** start Given data **

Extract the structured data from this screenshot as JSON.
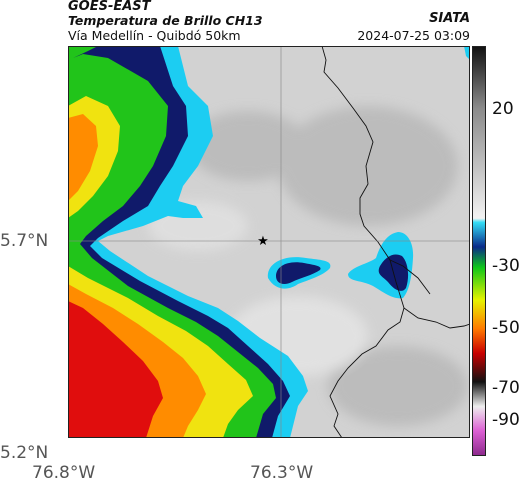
{
  "header": {
    "satellite": "GOES-EAST",
    "product": "Temperatura de Brillo CH13",
    "route": "Vía Medellín - Quibdó 50km",
    "organization": "SIATA",
    "datetime": "2024-07-25 03:09"
  },
  "axes": {
    "y_ticks": [
      "5.7°N",
      "5.2°N"
    ],
    "x_ticks": [
      "76.8°W",
      "76.3°W"
    ]
  },
  "colorbar": {
    "tick_labels": [
      "20",
      "-30",
      "-50",
      "-70",
      "-90"
    ],
    "stops": [
      {
        "t": 0.0,
        "color": "#111111"
      },
      {
        "t": 0.15,
        "color": "#8a8a8a"
      },
      {
        "t": 0.42,
        "color": "#f2f2f2"
      },
      {
        "t": 0.43,
        "color": "#33ddf6"
      },
      {
        "t": 0.49,
        "color": "#0a2a8a"
      },
      {
        "t": 0.54,
        "color": "#0ec61a"
      },
      {
        "t": 0.62,
        "color": "#e6f200"
      },
      {
        "t": 0.69,
        "color": "#ff7a00"
      },
      {
        "t": 0.75,
        "color": "#c80000"
      },
      {
        "t": 0.82,
        "color": "#111111"
      },
      {
        "t": 0.88,
        "color": "#eeeeee"
      },
      {
        "t": 0.94,
        "color": "#dc5fd3"
      },
      {
        "t": 1.0,
        "color": "#8c2a8c"
      }
    ]
  },
  "map": {
    "marker_symbol": "★",
    "palette": {
      "cloud_gray": "#d2d2d2",
      "cloud_dark": "#b3b3b3",
      "cyan": "#1ccdf2",
      "navy": "#101a6a",
      "green": "#21c41a",
      "yellow": "#f0e310",
      "orange": "#ff8c00",
      "red": "#e00d0d",
      "border": "#111111",
      "gridline": "#888888"
    }
  }
}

** end Given data **

What needs to be done => Make an exact copy of the records above, with the pictures left out.

Response to the exercise =>
Extract the structured data from this screenshot as JSON.
{
  "header": {
    "satellite": "GOES-EAST",
    "product": "Temperatura de Brillo CH13",
    "route": "Vía Medellín - Quibdó 50km",
    "organization": "SIATA",
    "datetime": "2024-07-25 03:09"
  },
  "axes": {
    "y_ticks": [
      "5.7°N",
      "5.2°N"
    ],
    "x_ticks": [
      "76.8°W",
      "76.3°W"
    ]
  },
  "colorbar": {
    "tick_labels": [
      "20",
      "-30",
      "-50",
      "-70",
      "-90"
    ],
    "stops": [
      {
        "t": 0.0,
        "color": "#111111"
      },
      {
        "t": 0.15,
        "color": "#8a8a8a"
      },
      {
        "t": 0.42,
        "color": "#f2f2f2"
      },
      {
        "t": 0.43,
        "color": "#33ddf6"
      },
      {
        "t": 0.49,
        "color": "#0a2a8a"
      },
      {
        "t": 0.54,
        "color": "#0ec61a"
      },
      {
        "t": 0.62,
        "color": "#e6f200"
      },
      {
        "t": 0.69,
        "color": "#ff7a00"
      },
      {
        "t": 0.75,
        "color": "#c80000"
      },
      {
        "t": 0.82,
        "color": "#111111"
      },
      {
        "t": 0.88,
        "color": "#eeeeee"
      },
      {
        "t": 0.94,
        "color": "#dc5fd3"
      },
      {
        "t": 1.0,
        "color": "#8c2a8c"
      }
    ]
  },
  "map": {
    "marker_symbol": "★",
    "palette": {
      "cloud_gray": "#d2d2d2",
      "cloud_dark": "#b3b3b3",
      "cyan": "#1ccdf2",
      "navy": "#101a6a",
      "green": "#21c41a",
      "yellow": "#f0e310",
      "orange": "#ff8c00",
      "red": "#e00d0d",
      "border": "#111111",
      "gridline": "#888888"
    }
  }
}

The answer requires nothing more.